(Collected data entries)
= = = = = = =
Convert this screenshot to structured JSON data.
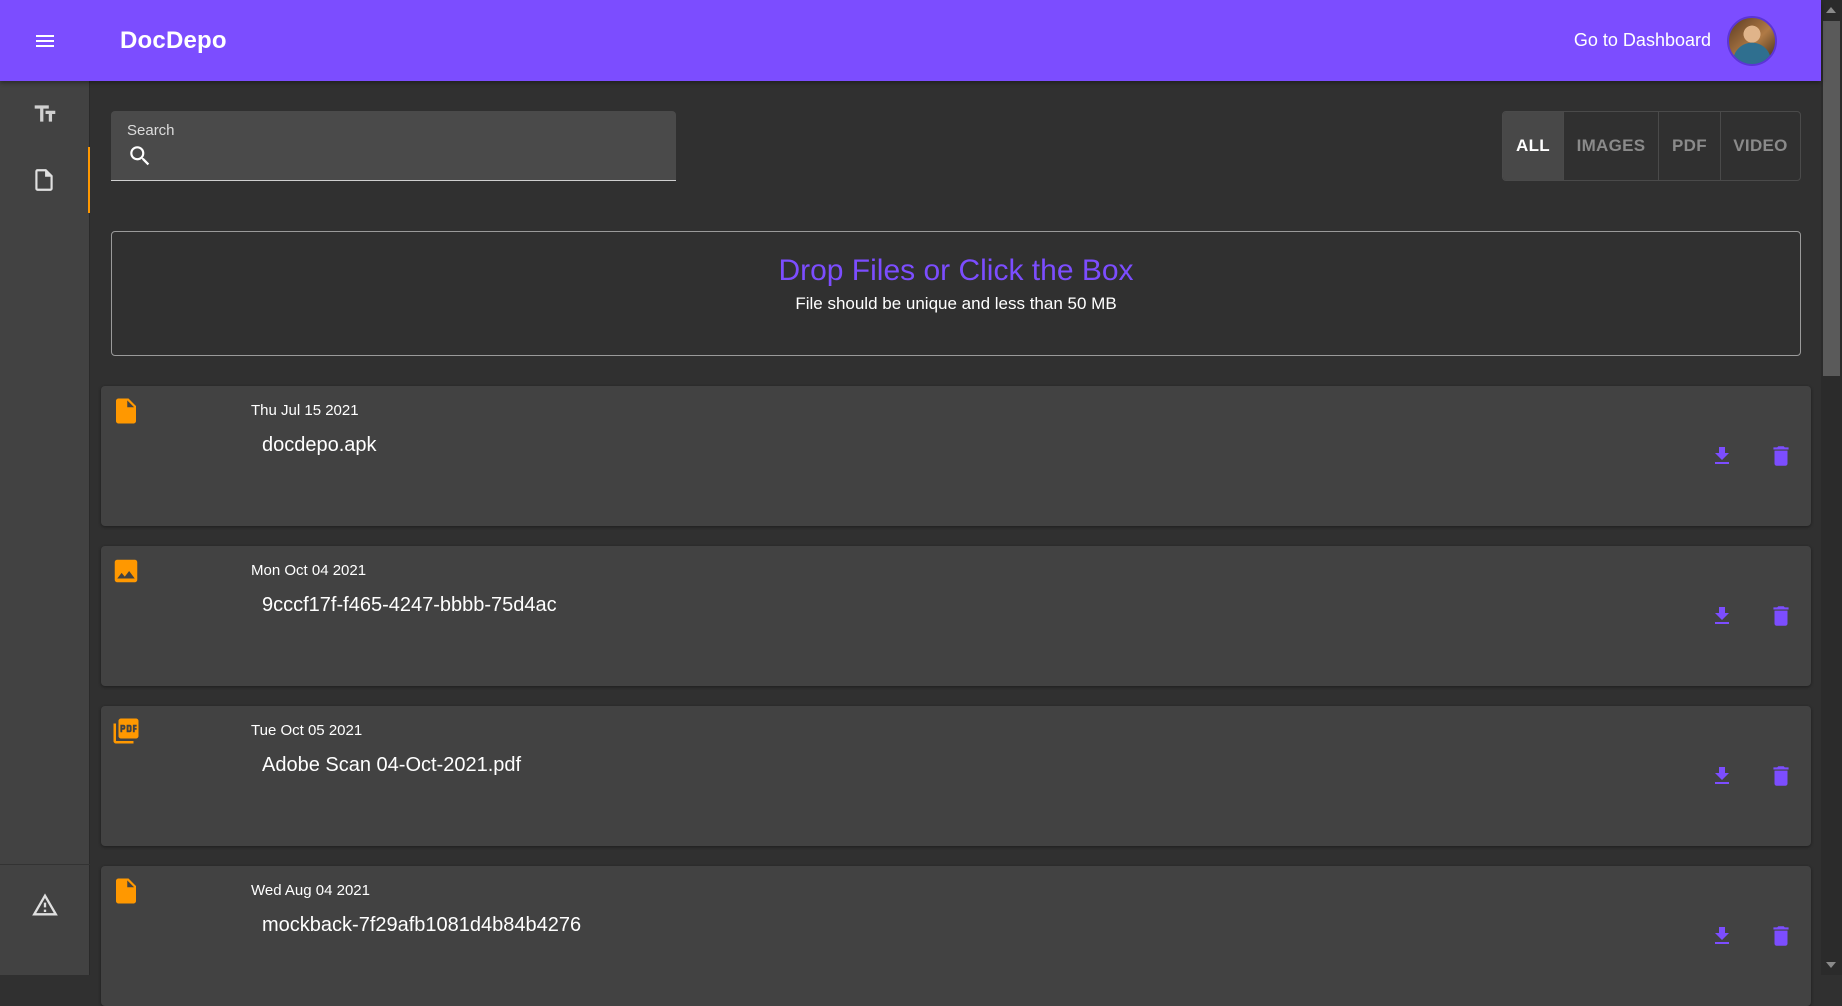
{
  "appbar": {
    "title": "DocDepo",
    "dashboard_link": "Go to Dashboard"
  },
  "sidebar": {
    "items": [
      {
        "icon": "text-fields-icon"
      },
      {
        "icon": "file-icon",
        "active": true
      }
    ],
    "bottom_icon": "warning-icon"
  },
  "search": {
    "label": "Search",
    "value": ""
  },
  "filters": {
    "options": [
      "ALL",
      "IMAGES",
      "PDF",
      "VIDEO"
    ],
    "selected": "ALL"
  },
  "dropzone": {
    "title": "Drop Files or Click the Box",
    "subtitle": "File should be unique and less than 50 MB"
  },
  "files": [
    {
      "date": "Thu Jul 15 2021",
      "name": "docdepo.apk",
      "type_icon": "file-icon"
    },
    {
      "date": "Mon Oct 04 2021",
      "name": "9cccf17f-f465-4247-bbbb-75d4ac",
      "type_icon": "image-icon"
    },
    {
      "date": "Tue Oct 05 2021",
      "name": "Adobe Scan 04-Oct-2021.pdf",
      "type_icon": "pdf-icon"
    },
    {
      "date": "Wed Aug 04 2021",
      "name": "mockback-7f29afb1081d4b84b4276",
      "type_icon": "file-icon"
    }
  ],
  "colors": {
    "primary": "#7c4dff",
    "accent": "#ff9800",
    "background": "#303030",
    "card": "#424242"
  }
}
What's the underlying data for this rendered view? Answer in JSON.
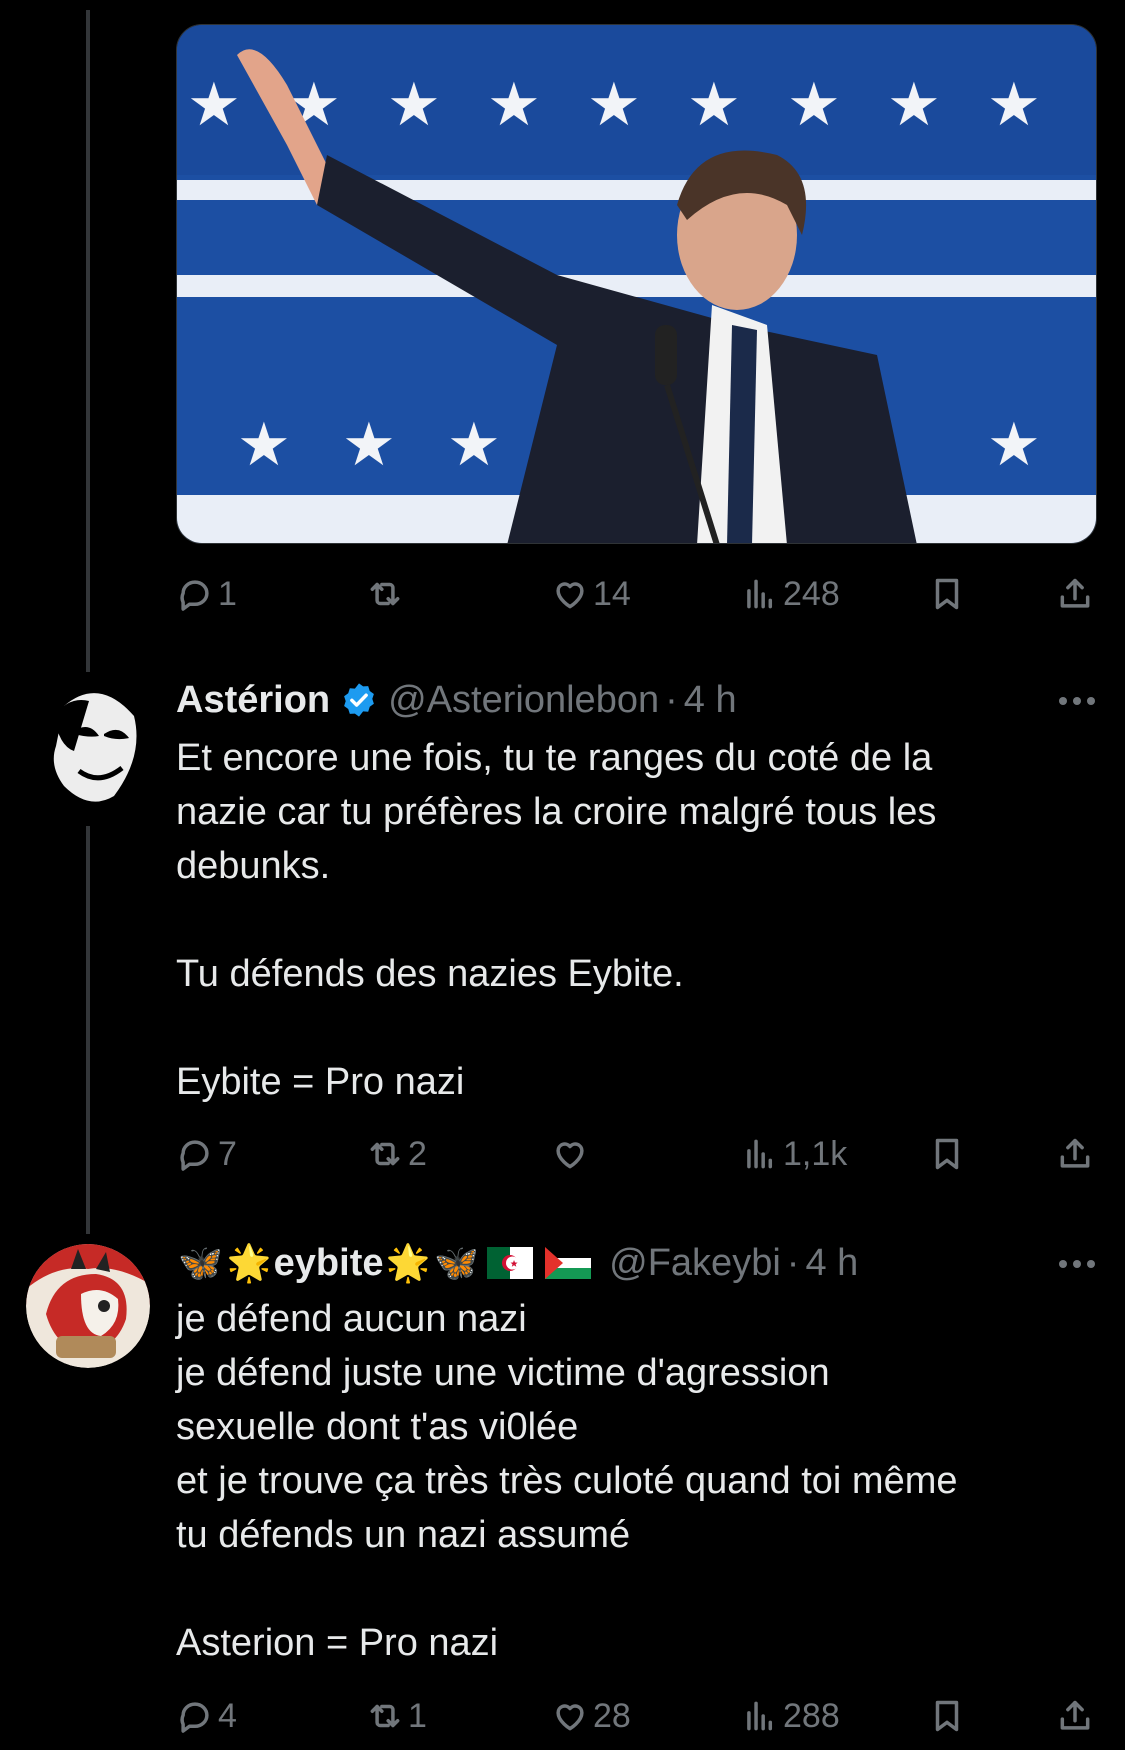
= = = = = = =
■ Request:
Check each line above for the word "this", and copy the lines where it appears.

■ Output of the task:
Convert this screenshot to structured JSON data.
What's the underlying data for this rendered view? Answer in JSON.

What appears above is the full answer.